__Teks Dokumen__
7. Dengan demikian, keberadaan Gibran dalam jabatan sebagai Wakil Presiden RI periode 2024-2029 telah mendelegitimasi Pemerintahan hasil Pemilu 2024 dan membuat noda hitam dalam sejarah demokrasi dan ketatanegaraan Indonesia.
M A K A,
demi keabsahan dan legitimasi Pemerihan hasil Pemilu 2024, kami menyampaikan SOMASI PERTAMA dan TERAKHIR kepada Gibran agar dalam tempo 7 (tujuh) setelah menerima SOMASI ini, segera menyatakan MENGUNDURKAN DIRI dari Jabatan WAKIL PRESIDEN RI.
Apabila setelah lewat dari 7 (tujuh) hari setelah SOMASI ini diterima, Gibran tidak mengundurkan diri dari Jabatan WAKIL PRESIDEN RI, maka kami akan membawa permasalahan ini sebagai ASPIRASI MASYARAKAT kepada MPR RI untuk menyelenggarakan sebuah SIDANG MPR RI guna MENDISKUALIFIKASI (BUKAN MEKANISME PEMAKZULAN) JABATAN WAKIL PRESIDEN atas nama Gibran Rakabuming Raka.

[Catatan Posisi Elemen]

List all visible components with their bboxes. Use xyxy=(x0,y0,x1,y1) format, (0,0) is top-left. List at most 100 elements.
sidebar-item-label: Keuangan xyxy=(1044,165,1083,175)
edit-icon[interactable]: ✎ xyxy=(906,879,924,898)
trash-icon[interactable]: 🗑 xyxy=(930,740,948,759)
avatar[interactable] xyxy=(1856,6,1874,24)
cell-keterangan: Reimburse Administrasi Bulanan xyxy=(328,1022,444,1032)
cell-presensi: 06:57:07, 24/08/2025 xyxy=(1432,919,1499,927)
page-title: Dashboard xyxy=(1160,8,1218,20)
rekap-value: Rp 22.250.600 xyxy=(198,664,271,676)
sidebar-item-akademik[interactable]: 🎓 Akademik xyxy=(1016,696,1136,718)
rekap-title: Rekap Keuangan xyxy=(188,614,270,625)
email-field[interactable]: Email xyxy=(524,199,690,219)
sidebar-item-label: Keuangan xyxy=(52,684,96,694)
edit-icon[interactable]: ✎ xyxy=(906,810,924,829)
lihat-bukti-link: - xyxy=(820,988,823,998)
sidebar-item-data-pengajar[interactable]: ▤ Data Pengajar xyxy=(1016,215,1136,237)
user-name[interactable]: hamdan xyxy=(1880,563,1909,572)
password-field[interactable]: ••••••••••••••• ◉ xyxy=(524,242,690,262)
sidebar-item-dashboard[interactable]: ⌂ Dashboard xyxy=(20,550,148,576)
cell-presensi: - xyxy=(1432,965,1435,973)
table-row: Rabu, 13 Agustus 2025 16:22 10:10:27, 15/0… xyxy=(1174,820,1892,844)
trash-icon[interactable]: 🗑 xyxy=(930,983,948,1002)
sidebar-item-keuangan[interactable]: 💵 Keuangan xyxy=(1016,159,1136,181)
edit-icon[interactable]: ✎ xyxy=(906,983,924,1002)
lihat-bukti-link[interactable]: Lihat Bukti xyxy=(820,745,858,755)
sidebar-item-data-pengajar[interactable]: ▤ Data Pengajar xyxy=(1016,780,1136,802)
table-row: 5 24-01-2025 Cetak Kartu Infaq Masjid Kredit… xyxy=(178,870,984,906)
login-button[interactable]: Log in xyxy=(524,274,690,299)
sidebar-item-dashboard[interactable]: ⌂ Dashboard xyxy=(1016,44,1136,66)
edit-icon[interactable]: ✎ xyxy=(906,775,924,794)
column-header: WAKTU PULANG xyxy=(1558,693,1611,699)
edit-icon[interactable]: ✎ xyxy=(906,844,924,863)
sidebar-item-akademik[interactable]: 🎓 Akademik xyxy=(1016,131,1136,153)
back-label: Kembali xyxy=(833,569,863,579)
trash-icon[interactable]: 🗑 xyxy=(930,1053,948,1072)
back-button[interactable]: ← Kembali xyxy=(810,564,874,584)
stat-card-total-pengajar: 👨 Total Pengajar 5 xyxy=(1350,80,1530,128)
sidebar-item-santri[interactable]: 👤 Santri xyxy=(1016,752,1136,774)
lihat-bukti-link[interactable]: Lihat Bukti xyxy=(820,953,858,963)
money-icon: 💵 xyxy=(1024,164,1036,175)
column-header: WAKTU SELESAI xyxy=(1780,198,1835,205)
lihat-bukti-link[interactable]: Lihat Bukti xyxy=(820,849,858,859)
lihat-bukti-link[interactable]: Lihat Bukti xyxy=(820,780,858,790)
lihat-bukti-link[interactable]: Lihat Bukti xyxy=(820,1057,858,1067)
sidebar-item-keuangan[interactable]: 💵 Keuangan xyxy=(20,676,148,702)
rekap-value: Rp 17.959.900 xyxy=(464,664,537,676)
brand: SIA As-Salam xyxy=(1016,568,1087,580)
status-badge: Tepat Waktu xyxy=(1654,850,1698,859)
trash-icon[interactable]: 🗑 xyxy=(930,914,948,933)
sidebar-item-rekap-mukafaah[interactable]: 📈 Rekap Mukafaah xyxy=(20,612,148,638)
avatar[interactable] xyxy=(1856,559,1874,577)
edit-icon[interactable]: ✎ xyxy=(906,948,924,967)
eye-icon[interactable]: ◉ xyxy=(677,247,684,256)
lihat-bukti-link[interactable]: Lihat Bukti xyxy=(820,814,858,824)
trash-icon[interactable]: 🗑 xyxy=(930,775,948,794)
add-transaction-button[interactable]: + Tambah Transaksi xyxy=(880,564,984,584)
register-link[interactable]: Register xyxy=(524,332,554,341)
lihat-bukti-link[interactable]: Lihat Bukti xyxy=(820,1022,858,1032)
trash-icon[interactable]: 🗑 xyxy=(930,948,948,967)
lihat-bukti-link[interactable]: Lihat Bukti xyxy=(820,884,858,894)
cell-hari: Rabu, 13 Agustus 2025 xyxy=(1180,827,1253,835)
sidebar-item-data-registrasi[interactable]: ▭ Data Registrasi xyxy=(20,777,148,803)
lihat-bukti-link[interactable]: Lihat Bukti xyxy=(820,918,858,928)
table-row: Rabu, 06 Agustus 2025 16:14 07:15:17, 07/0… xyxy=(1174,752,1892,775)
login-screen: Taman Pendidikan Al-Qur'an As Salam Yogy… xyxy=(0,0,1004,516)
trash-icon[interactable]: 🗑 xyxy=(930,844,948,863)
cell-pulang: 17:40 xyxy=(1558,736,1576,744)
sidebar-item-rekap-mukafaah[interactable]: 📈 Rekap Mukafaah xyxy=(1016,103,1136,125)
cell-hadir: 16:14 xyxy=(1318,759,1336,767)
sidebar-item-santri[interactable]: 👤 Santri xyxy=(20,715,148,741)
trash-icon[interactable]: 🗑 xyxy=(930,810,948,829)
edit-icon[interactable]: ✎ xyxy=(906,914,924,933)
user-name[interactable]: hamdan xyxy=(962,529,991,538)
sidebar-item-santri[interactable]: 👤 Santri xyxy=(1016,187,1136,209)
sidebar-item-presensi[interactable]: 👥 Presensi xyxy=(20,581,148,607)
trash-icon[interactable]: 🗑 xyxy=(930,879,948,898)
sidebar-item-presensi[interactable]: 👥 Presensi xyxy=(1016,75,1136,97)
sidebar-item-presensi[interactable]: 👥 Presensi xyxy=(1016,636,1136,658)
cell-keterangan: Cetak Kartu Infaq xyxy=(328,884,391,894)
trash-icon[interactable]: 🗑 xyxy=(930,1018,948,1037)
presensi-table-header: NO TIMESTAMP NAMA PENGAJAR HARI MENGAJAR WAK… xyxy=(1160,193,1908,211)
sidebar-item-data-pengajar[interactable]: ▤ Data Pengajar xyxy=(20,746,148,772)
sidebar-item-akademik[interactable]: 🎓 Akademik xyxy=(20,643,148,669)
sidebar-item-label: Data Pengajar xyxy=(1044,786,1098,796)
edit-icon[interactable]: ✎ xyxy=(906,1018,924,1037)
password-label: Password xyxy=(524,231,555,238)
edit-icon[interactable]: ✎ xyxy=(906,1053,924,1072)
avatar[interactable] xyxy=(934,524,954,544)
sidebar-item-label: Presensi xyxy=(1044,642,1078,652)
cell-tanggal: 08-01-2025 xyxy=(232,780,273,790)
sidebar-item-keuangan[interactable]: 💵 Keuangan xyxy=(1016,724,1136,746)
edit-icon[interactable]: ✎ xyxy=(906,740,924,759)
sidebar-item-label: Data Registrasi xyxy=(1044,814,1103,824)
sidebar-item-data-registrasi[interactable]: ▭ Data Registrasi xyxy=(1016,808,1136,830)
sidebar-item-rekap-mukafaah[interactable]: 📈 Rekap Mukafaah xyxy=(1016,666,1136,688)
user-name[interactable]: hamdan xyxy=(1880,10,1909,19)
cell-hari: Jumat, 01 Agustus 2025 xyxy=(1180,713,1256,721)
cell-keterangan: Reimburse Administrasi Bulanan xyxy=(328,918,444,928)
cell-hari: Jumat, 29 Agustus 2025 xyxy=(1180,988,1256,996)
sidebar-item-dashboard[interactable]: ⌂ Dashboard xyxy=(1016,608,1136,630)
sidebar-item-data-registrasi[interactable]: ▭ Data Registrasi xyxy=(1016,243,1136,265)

* * *

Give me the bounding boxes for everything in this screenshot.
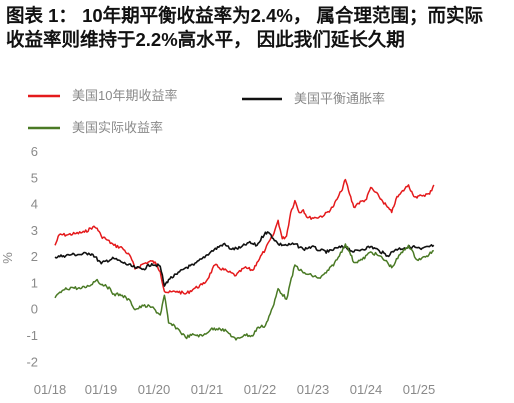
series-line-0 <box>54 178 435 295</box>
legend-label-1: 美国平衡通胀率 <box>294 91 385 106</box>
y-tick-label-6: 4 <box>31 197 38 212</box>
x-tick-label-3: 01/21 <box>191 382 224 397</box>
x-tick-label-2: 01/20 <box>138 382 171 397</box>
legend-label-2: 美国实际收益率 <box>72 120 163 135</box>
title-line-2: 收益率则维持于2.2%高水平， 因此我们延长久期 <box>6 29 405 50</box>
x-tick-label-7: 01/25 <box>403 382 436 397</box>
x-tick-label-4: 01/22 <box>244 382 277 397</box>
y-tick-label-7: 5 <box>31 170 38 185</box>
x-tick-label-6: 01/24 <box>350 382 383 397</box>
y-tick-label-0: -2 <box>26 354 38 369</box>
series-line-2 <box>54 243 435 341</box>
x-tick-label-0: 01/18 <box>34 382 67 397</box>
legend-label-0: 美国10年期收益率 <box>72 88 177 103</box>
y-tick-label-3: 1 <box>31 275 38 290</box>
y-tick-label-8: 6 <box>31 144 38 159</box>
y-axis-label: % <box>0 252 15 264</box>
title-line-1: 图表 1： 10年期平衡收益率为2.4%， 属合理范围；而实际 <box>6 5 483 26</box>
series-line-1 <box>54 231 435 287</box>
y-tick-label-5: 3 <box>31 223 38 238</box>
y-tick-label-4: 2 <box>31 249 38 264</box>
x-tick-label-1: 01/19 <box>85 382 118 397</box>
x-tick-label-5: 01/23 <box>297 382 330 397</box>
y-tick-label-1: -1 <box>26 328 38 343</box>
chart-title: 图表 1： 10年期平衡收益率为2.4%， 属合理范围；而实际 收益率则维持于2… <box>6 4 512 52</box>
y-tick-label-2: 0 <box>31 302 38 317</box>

__Tujuan A__
Menurut teks somasi ini, kepada lembaga apa permasalahan tersebut akan dibawa sebagai aspirasi masyarakat?
__Tujuan B__
Perbarui bagian teks somasi yang dibuka dengan kata-kata "7. Dengan demikian, keberadaan" dan ditutup dengan "Gibran Rakabuming Raka.", lalu tuliskan kembali bagian itu dengan mengganti "ASPIRASI MASYARAKAT" menjadi "ASPIRASI RAKYAT".
Data di atas tidak diperlukan untuk mengerjakan tugas.

__Penyelesaian A__
Kepada MPR RI.

__Penyelesaian B__
7. Dengan demikian, keberadaan Gibran dalam jabatan sebagai Wakil Presiden RI periode 2024-2029 telah mendelegitimasi Pemerintahan hasil Pemilu 2024 dan membuat noda hitam dalam sejarah demokrasi dan ketatanegaraan Indonesia.
M A K A,
demi keabsahan dan legitimasi Pemerihan hasil Pemilu 2024, kami menyampaikan SOMASI PERTAMA dan TERAKHIR kepada Gibran agar dalam tempo 7 (tujuh) setelah menerima SOMASI ini, segera menyatakan MENGUNDURKAN DIRI dari Jabatan WAKIL PRESIDEN RI.
Apabila setelah lewat dari 7 (tujuh) hari setelah SOMASI ini diterima, Gibran tidak mengundurkan diri dari Jabatan WAKIL PRESIDEN RI, maka kami akan membawa permasalahan ini sebagai ASPIRASI RAKYAT kepada MPR RI untuk menyelenggarakan sebuah SIDANG MPR RI guna MENDISKUALIFIKASI (BUKAN MEKANISME PEMAKZULAN) JABATAN WAKIL PRESIDEN atas nama Gibran Rakabuming Raka.